Les études ayant étudié les effets d’une pause vocale (Rantala et al. 1999 [280] ; Neils et al. 1987 [252] ; Vilkman et al. 1997 [366] ; Lauri et al. 1997 [201] ; Sherman et al. 1962 [313]) montrent des résultats divergents, mais aussi que des groupes d’individus réagissent de façon contraire, certains montrant une amélioration de la voix après une pause vocale quand d’autres au contraire ressentent une aggravation de la gêne.

2.3.1.4. Conséquences d’un effort important ou prolongé répété

L’évaluation de la sévérité d’une dysphonie a motivé la création de plusieurs questionnaires d’évaluation subjective par le locuteur de ses symptômes. Le « Voice handicap index » (ou VHI) a été introduit par Jacobson et al. 1997 [165]. Il consiste en une trentaine de questions concernant le ressenti du locuteur, ses symptômes et ses habitudes de vie. Les dix questions ayant montré le plus de corrélation avec une description acoustique et clinique de la voix ont été retenues pour former le VHI. Le Voice-Related Quality of Life (V-RQOL) consiste de la même façon en une dizaine de questions physiques et socio-émotionnelles (Hogikyan et al. 1999 [150]). Rantala et al. 1999 [280] a également mis au point un questionnaire sur la gêne ressentie par les locuteurs et leur fréquence.

Au niveau de la qualité vocale, la perception d’une fatigue chronique peut être comparable à celle d’une fatigue passagère (raucité, dureté, souffle, instabilité…). Les voix dysphoniques sont également évaluées à l’aide de l’échelle GRBAS (Hirano 1981 [147]).

» **DONNÉES À EXAMINER**
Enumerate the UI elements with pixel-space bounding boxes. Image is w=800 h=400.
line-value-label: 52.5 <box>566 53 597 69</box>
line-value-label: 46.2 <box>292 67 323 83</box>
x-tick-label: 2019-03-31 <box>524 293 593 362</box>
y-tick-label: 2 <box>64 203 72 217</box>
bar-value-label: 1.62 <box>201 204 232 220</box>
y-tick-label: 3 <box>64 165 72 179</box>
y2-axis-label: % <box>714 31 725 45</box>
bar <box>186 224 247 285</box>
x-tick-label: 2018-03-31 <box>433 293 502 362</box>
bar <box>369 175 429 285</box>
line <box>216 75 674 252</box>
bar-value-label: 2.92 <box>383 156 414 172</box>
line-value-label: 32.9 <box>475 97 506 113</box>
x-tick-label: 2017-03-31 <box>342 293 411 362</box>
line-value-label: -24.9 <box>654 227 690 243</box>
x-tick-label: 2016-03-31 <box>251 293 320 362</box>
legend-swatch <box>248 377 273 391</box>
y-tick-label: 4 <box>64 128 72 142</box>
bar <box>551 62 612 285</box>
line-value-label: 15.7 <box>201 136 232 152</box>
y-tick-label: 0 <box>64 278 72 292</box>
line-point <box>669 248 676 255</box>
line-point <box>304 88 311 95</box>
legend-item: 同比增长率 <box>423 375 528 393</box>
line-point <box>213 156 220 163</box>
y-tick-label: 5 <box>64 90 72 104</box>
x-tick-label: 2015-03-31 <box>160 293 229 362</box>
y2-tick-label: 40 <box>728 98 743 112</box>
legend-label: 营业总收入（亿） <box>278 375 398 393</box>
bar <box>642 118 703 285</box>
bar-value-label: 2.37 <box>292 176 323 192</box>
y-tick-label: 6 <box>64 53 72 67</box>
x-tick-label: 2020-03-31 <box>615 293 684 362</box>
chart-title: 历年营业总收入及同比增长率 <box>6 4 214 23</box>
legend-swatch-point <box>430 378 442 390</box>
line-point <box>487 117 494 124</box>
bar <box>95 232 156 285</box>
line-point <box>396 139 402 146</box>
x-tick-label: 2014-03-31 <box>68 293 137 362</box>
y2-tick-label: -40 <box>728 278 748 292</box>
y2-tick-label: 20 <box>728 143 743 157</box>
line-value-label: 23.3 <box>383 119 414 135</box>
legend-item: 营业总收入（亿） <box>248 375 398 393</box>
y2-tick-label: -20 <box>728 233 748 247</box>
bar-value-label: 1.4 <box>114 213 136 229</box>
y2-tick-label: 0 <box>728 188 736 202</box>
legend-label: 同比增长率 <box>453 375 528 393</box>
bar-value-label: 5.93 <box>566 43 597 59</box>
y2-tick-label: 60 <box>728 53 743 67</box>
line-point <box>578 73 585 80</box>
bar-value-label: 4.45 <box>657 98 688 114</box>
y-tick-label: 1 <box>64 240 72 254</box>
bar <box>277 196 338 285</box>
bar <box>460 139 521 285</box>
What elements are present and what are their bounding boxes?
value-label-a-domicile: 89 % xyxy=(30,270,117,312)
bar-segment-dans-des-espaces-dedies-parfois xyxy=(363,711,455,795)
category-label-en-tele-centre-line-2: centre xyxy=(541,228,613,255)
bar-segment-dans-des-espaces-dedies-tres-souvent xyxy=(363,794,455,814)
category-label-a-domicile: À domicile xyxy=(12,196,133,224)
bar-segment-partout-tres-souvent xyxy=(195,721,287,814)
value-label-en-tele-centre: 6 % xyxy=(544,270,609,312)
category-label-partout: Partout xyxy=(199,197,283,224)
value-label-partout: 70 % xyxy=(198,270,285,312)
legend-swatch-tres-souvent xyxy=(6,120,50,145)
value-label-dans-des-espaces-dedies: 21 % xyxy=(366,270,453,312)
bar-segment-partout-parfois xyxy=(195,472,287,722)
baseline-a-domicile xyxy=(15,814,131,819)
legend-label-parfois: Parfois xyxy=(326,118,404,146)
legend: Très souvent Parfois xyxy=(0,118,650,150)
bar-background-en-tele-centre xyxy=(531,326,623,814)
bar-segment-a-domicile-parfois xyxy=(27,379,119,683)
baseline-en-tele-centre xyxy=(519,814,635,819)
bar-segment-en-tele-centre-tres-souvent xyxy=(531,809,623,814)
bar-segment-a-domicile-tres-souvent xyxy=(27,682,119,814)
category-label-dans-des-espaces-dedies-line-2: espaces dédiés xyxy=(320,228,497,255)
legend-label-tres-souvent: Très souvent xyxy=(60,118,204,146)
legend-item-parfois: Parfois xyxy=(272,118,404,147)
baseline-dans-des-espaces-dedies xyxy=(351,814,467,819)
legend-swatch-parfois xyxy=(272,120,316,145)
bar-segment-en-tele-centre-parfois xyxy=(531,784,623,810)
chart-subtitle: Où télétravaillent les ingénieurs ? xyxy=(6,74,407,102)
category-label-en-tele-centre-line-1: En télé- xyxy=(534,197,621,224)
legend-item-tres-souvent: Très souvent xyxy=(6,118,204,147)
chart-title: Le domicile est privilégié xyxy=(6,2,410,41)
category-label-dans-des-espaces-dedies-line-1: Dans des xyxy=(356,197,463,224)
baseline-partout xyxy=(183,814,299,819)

» **TRAVAIL À FAIRE**
- a) Selon le texte fourni, qu'est-ce qui a déterminé le choix des dix questions retenues pour former le VHI ? Répondez en une à trois phrases.
- b) Indiquez si chacune des affirmations suivantes concorde avec le texte fourni, en répondant par oui ou non et en citant les mots décisifs du texte : (i) le VHI a été introduit par Hogikyan et al. en 1999 ; (ii) après une pause vocale, certains individus ressentent une aggravation de la gêne ; (iii) l'échelle GRBAS sert à évaluer les voix dysphoniques.
- c) Rédigez la suite du texte fourni sur la dysphonie et l'évaluation de la voix, en partant de sa dernière phrase.

» **RÉPONSES AUX CONSIGNES**
- a) Ces dix questions ont été retenues parce que ce sont elles qui ont montré le plus de corrélation avec une description acoustique et clinique de la voix.

- b)
(i) Non : « Le « Voice handicap index » (ou VHI) a été introduit par Jacobson et al. 1997 [165]. »
(ii) Oui : « certains montrant une amélioration de la voix après une pause vocale quand d’autres au contraire ressentent une aggravation de la gêne »
(iii) Oui : « Les voix dysphoniques sont également évaluées à l’aide de l’échelle GRBAS (Hirano 1981 [147]). »

- c)
Au niveau acoustique, Rantala et al. 1999 [280] ont réussi à corréler la sévérité des symptômes ressentis par les locuteurs à l’augmentation de la F0 moyenne, de l’intensité, du Jitter et du Shimmer, ainsi qu’à la réduction de l’écart type en fréquence et en intensité. Eustace et al. 1996

[85] ont également montré sur des patients un débit d’air élevé et un temps de phonation maximum réduit. Aronsson et al. 2005 [12] ont aussi observé une pression sous-glottique plus importante chez les sujets dysphoniques. Enfin Eustace et al. 1996 [85] ont mis en évidence des modes de vibration laryngée particuliers chez les sujets dysphoniques, présentant une fente glottique antérieure et/ou postérieure, ou encore en « fermeture-éclair ». Morrison 1997 [246] définit également plusieurs modes vibration des cordes vocales dans son essai de classification des dysphonies. Enfin, Mann et al. 1999 [232] observent également par vidéostroboscopie une augmentation des irrégularités sur le bord des cordes vocales après 5 jours d’efforts excessifs, des oedèmes et une réduction significative de l’amplitude de vibration.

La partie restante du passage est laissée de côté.